Extracted records
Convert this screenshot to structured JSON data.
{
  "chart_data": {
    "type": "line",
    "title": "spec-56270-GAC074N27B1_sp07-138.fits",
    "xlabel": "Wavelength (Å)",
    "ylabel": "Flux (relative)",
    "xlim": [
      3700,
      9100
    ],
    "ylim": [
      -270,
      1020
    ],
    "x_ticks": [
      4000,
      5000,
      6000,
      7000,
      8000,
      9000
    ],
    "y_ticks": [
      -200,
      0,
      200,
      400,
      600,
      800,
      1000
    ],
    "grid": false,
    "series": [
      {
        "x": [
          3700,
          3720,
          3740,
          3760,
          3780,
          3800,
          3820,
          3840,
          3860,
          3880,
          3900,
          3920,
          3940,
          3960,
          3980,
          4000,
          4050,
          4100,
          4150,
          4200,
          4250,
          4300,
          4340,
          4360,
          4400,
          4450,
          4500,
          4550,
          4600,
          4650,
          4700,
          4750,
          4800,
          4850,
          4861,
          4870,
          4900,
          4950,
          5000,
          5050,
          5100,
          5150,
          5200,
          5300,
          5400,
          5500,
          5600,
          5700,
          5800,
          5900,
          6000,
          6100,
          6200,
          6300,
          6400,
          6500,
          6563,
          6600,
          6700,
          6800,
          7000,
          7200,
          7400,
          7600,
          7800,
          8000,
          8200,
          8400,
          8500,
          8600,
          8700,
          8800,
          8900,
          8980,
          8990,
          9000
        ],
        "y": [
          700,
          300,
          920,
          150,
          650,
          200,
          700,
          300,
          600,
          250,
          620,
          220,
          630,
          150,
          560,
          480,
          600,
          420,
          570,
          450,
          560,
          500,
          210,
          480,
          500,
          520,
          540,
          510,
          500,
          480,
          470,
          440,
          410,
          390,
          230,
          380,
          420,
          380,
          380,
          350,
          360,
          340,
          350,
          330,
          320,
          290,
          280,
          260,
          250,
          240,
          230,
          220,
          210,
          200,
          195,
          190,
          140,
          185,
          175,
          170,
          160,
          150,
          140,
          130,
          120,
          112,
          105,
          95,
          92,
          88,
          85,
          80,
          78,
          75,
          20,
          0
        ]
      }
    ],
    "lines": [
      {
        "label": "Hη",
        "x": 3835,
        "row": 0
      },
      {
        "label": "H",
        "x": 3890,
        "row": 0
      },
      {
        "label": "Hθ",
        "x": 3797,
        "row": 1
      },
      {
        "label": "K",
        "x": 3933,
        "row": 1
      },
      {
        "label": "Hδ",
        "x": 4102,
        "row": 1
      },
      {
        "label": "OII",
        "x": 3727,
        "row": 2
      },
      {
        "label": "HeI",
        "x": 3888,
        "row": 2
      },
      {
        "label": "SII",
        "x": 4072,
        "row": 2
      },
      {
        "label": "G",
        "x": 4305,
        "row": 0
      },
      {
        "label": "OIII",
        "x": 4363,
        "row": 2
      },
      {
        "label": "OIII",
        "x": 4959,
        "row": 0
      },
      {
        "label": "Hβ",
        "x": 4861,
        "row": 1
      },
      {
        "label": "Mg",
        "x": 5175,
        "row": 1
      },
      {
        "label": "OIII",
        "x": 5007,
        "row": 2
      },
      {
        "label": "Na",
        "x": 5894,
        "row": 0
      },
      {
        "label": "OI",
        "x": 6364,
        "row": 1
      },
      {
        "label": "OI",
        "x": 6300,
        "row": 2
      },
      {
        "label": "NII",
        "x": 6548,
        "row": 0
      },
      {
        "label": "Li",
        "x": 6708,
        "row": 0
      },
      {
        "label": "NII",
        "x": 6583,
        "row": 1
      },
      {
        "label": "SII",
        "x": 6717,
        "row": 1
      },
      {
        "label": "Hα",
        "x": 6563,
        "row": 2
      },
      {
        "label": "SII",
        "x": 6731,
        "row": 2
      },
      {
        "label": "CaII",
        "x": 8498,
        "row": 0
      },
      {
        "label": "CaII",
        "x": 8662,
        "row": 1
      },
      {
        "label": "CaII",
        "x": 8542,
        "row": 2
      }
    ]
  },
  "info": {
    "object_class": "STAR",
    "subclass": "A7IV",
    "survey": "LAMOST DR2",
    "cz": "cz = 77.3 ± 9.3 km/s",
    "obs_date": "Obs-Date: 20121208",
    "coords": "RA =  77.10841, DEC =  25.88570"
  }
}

What you will do
Copy all data exactly, start to finish.

Result below
Convert this screenshot to structured JSON data.
{
  "chart_data": {
    "type": "line",
    "title": "spec-56270-GAC074N27B1_sp07-138.fits",
    "xlabel": "Wavelength (Å)",
    "ylabel": "Flux (relative)",
    "xlim": [
      3700,
      9100
    ],
    "ylim": [
      -270,
      1020
    ],
    "x_ticks": [
      4000,
      5000,
      6000,
      7000,
      8000,
      9000
    ],
    "y_ticks": [
      -200,
      0,
      200,
      400,
      600,
      800,
      1000
    ],
    "grid": false,
    "series": [
      {
        "x": [
          3700,
          3720,
          3740,
          3760,
          3780,
          3800,
          3820,
          3840,
          3860,
          3880,
          3900,
          3920,
          3940,
          3960,
          3980,
          4000,
          4050,
          4100,
          4150,
          4200,
          4250,
          4300,
          4340,
          4360,
          4400,
          4450,
          4500,
          4550,
          4600,
          4650,
          4700,
          4750,
          4800,
          4850,
          4861,
          4870,
          4900,
          4950,
          5000,
          5050,
          5100,
          5150,
          5200,
          5300,
          5400,
          5500,
          5600,
          5700,
          5800,
          5900,
          6000,
          6100,
          6200,
          6300,
          6400,
          6500,
          6563,
          6600,
          6700,
          6800,
          7000,
          7200,
          7400,
          7600,
          7800,
          8000,
          8200,
          8400,
          8500,
          8600,
          8700,
          8800,
          8900,
          8980,
          8990,
          9000
        ],
        "y": [
          700,
          300,
          920,
          150,
          650,
          200,
          700,
          300,
          600,
          250,
          620,
          220,
          630,
          150,
          560,
          480,
          600,
          420,
          570,
          450,
          560,
          500,
          210,
          480,
          500,
          520,
          540,
          510,
          500,
          480,
          470,
          440,
          410,
          390,
          230,
          380,
          420,
          380,
          380,
          350,
          360,
          340,
          350,
          330,
          320,
          290,
          280,
          260,
          250,
          240,
          230,
          220,
          210,
          200,
          195,
          190,
          140,
          185,
          175,
          170,
          160,
          150,
          140,
          130,
          120,
          112,
          105,
          95,
          92,
          88,
          85,
          80,
          78,
          75,
          20,
          0
        ]
      }
    ],
    "lines": [
      {
        "label": "Hη",
        "x": 3835,
        "row": 0
      },
      {
        "label": "H",
        "x": 3890,
        "row": 0
      },
      {
        "label": "Hθ",
        "x": 3797,
        "row": 1
      },
      {
        "label": "K",
        "x": 3933,
        "row": 1
      },
      {
        "label": "Hδ",
        "x": 4102,
        "row": 1
      },
      {
        "label": "OII",
        "x": 3727,
        "row": 2
      },
      {
        "label": "HeI",
        "x": 3888,
        "row": 2
      },
      {
        "label": "SII",
        "x": 4072,
        "row": 2
      },
      {
        "label": "G",
        "x": 4305,
        "row": 0
      },
      {
        "label": "OIII",
        "x": 4363,
        "row": 2
      },
      {
        "label": "OIII",
        "x": 4959,
        "row": 0
      },
      {
        "label": "Hβ",
        "x": 4861,
        "row": 1
      },
      {
        "label": "Mg",
        "x": 5175,
        "row": 1
      },
      {
        "label": "OIII",
        "x": 5007,
        "row": 2
      },
      {
        "label": "Na",
        "x": 5894,
        "row": 0
      },
      {
        "label": "OI",
        "x": 6364,
        "row": 1
      },
      {
        "label": "OI",
        "x": 6300,
        "row": 2
      },
      {
        "label": "NII",
        "x": 6548,
        "row": 0
      },
      {
        "label": "Li",
        "x": 6708,
        "row": 0
      },
      {
        "label": "NII",
        "x": 6583,
        "row": 1
      },
      {
        "label": "SII",
        "x": 6717,
        "row": 1
      },
      {
        "label": "Hα",
        "x": 6563,
        "row": 2
      },
      {
        "label": "SII",
        "x": 6731,
        "row": 2
      },
      {
        "label": "CaII",
        "x": 8498,
        "row": 0
      },
      {
        "label": "CaII",
        "x": 8662,
        "row": 1
      },
      {
        "label": "CaII",
        "x": 8542,
        "row": 2
      }
    ]
  },
  "info": {
    "object_class": "STAR",
    "subclass": "A7IV",
    "survey": "LAMOST DR2",
    "cz": "cz = 77.3 ± 9.3 km/s",
    "obs_date": "Obs-Date: 20121208",
    "coords": "RA =  77.10841, DEC =  25.88570"
  }
}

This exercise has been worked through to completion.